> [WHAT YOU NEED TO DO]:
Answer these questions using the passage on endosomal receptor signaling below.
1. Which two receptors were examined for sustained signals from endosomes?
2. What Gαq inhibitor was used?
3. What method confirmed that NK1R and Gαq colocalize in early endosomes?

> [DOCUMENT EXTRACT]:
□ □ □ □ □ □ □

G protein-coupled receptors at the plasma membrane control most biological processes and are a major drug target. Activated receptors traffic to endosomes, but whether endosomal receptors generate signals that underlie complex pathophysiological processes and are viable therapeutic targets is unexplored. We examined whether the substance P (SP) neurokinin 1 receptor (NK1R) and calcitonin gene-related peptide (CGRP) receptor (CLR) in endosome generate sustained signals that underlie pain transmission.
We used bioluminescence resonance energy transfer (BRET) and super-resolution microscopy to assess receptor trafficking and assembly of signaling complexes in HEK cells. We studied the generation of second messengers in subcellular compartments using Förster resonance energy transfer (FRET) biosensors. SP decreased NK1R and KRas (resident plasma membrane protein) BRET and increased NK1R and Rab5a (early endosomal protein) BRET, consistent with receptor endocytosis. The dynamin inhibitor Dyngo4a, the clathrin inhibitor Pitstop2, and dominant negative dynamin K44E, but not control compounds, inhibited endocytosis. Endocytic inhibitors and the Gαq inhibitor UBO-CIQ blocked SP-induced activation of cytosolic cAMP, cytosolic protein kinase C, and nuclear extracellular signal regulated kinase (ERK), indicating a key role for NK1R endocytosis and Gαq in the full complement of NK1R signaling events. Super-resolution microscopy confirmed the colocalization of NK1R and Gαq in early endosomes. Endocytosis was similarly important for compartmentalized signaling of CLR.

□ □ □ □ □ □ □

[Page segmentation data]
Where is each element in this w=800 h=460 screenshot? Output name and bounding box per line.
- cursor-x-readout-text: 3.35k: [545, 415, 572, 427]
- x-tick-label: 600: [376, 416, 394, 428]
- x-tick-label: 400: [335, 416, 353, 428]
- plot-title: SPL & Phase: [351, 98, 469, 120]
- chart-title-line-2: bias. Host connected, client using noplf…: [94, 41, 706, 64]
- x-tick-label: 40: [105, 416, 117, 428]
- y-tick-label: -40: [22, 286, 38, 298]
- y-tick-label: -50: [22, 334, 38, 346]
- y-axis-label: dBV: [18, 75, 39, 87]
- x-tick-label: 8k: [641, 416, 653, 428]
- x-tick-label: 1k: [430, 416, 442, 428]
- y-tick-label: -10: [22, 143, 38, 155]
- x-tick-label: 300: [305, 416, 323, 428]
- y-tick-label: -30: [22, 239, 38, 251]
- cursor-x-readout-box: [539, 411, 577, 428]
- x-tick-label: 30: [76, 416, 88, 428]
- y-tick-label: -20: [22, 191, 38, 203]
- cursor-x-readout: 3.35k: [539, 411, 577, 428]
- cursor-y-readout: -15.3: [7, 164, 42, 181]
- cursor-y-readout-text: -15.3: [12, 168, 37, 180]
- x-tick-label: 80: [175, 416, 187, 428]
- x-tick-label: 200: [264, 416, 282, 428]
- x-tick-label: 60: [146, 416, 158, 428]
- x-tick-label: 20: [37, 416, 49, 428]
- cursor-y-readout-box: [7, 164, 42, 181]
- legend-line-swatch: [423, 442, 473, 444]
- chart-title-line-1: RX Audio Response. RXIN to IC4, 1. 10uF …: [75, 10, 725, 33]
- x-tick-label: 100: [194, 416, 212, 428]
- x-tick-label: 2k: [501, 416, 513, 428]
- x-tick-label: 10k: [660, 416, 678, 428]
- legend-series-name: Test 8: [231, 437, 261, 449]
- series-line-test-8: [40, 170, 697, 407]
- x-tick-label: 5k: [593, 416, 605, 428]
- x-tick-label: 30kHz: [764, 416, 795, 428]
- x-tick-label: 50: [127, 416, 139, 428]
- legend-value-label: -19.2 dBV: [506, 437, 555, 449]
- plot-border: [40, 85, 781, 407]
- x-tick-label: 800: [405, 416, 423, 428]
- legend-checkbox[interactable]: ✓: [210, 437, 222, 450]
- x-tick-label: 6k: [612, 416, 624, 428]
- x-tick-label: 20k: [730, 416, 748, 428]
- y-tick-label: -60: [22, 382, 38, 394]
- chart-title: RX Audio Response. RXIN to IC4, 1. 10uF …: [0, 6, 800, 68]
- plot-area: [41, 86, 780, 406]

□ □ □ □ □ □ □

> [EXERCISE RESPONSE]:
1. The substance P neurokinin 1 receptor (NK1R) and the calcitonin gene-related peptide receptor (CLR)
2. UBO-CIQ
3. Super-resolution microscopy